Short task —
Copy out all lines where "JSON" appears.
-- Start Recorded data --
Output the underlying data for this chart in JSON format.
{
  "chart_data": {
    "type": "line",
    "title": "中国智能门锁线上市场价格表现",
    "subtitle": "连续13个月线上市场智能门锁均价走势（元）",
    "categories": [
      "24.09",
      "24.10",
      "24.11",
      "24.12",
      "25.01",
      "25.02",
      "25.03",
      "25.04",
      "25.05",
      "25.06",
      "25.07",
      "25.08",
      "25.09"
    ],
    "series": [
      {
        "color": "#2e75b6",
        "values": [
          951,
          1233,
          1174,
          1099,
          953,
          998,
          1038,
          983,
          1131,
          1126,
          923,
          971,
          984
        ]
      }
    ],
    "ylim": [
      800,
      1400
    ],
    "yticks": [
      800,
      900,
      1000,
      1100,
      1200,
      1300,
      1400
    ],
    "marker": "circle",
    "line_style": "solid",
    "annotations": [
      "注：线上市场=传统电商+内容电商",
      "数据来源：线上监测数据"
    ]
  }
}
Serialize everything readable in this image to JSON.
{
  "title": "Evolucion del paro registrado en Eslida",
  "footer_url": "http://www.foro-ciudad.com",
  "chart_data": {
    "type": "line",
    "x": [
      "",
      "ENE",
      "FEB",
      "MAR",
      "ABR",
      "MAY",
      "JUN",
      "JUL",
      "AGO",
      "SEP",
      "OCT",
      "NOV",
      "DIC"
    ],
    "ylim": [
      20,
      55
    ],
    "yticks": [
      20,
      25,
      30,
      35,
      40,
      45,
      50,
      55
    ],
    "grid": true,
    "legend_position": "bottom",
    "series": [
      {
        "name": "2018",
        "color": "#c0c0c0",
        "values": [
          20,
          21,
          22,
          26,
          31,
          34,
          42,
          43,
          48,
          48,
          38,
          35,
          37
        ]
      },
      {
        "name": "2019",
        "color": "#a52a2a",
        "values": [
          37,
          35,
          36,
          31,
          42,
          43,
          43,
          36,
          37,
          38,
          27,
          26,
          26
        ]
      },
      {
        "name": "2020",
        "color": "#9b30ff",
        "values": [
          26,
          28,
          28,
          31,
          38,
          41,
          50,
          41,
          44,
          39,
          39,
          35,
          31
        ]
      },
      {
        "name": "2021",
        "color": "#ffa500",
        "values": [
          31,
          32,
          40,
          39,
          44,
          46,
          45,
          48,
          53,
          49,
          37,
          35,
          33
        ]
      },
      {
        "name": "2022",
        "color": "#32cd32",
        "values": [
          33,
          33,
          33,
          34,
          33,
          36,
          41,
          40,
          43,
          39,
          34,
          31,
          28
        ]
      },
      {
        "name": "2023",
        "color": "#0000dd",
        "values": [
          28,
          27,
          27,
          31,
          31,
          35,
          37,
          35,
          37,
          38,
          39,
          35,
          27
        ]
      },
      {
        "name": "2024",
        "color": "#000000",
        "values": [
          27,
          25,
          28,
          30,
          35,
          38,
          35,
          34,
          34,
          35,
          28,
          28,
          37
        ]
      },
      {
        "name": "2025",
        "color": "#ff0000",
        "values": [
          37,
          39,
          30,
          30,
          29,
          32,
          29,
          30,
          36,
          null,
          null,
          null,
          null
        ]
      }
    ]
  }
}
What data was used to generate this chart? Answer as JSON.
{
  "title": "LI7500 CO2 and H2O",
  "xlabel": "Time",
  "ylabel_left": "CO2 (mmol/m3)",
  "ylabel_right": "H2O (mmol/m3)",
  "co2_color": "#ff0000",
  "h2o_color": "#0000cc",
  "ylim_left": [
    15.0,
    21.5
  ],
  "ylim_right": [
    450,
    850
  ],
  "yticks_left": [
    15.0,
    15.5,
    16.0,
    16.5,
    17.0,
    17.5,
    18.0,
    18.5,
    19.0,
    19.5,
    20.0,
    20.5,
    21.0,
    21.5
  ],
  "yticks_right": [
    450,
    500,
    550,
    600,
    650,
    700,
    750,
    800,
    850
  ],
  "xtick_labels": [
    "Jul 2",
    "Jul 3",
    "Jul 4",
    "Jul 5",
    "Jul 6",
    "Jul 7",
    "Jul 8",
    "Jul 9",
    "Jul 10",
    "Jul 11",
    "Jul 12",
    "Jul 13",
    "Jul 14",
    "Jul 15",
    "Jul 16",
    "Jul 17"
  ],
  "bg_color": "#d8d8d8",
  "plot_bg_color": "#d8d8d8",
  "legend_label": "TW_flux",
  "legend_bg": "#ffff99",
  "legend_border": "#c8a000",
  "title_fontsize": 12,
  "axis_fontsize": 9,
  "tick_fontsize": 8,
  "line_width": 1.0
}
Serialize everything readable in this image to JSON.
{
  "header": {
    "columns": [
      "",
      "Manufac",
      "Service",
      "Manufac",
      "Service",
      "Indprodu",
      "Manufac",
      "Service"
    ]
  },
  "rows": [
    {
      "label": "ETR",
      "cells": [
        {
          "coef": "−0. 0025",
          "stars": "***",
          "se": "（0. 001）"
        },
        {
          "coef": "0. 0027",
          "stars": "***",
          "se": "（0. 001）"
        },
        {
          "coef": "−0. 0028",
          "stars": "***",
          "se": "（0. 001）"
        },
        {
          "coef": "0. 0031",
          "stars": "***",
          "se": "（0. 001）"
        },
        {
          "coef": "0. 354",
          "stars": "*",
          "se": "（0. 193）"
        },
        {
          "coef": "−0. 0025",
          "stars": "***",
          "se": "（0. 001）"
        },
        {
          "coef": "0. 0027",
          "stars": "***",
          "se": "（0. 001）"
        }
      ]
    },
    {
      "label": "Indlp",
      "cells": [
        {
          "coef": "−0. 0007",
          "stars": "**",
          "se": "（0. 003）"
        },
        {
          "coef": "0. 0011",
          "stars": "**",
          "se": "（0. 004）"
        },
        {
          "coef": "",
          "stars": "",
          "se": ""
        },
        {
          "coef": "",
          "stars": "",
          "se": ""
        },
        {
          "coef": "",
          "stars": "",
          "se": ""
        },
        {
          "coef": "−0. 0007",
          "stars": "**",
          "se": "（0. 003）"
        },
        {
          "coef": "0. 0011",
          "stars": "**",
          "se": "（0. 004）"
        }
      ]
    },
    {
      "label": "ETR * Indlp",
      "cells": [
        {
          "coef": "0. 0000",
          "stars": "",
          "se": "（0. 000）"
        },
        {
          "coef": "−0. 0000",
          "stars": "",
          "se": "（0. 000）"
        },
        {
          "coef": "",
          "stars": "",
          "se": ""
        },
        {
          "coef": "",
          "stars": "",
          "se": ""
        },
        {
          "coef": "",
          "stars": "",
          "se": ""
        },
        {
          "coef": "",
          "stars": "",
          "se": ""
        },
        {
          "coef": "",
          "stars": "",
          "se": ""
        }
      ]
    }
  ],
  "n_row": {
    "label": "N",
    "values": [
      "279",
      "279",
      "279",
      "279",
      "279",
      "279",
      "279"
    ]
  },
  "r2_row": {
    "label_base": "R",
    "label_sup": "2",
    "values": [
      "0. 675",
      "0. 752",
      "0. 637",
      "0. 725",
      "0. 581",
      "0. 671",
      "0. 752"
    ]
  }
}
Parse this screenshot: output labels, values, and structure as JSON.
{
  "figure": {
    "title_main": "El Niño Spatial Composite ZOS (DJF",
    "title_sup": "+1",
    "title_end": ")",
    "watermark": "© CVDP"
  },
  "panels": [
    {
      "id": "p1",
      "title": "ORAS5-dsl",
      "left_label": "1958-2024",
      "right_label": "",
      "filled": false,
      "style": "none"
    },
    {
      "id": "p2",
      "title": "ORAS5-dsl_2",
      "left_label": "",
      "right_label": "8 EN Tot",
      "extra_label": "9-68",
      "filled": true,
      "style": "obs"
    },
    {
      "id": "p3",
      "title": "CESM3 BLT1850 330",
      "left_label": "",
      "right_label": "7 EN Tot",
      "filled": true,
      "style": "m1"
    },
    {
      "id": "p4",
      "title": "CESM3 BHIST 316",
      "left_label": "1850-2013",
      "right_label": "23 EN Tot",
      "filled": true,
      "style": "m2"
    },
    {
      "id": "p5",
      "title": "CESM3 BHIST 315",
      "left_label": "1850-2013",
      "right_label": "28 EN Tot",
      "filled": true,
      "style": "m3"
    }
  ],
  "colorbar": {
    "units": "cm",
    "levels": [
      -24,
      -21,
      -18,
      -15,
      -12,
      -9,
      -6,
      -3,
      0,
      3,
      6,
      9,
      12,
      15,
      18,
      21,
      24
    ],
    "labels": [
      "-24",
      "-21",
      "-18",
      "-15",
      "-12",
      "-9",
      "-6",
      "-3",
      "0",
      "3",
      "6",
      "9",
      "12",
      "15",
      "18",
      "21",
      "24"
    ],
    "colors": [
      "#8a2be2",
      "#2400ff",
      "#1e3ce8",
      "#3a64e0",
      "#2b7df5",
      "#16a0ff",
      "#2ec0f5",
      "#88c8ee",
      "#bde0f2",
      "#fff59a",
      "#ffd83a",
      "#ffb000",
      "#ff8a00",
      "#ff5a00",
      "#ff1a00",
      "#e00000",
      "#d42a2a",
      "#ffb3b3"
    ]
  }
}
-- End Recorded data --
The response —
Output the underlying data for this chart in JSON format.
Serialize everything readable in this image to JSON.
What data was used to generate this chart? Answer as JSON.
Serialize everything readable in this image to JSON.
Parse this screenshot: output labels, values, and structure as JSON.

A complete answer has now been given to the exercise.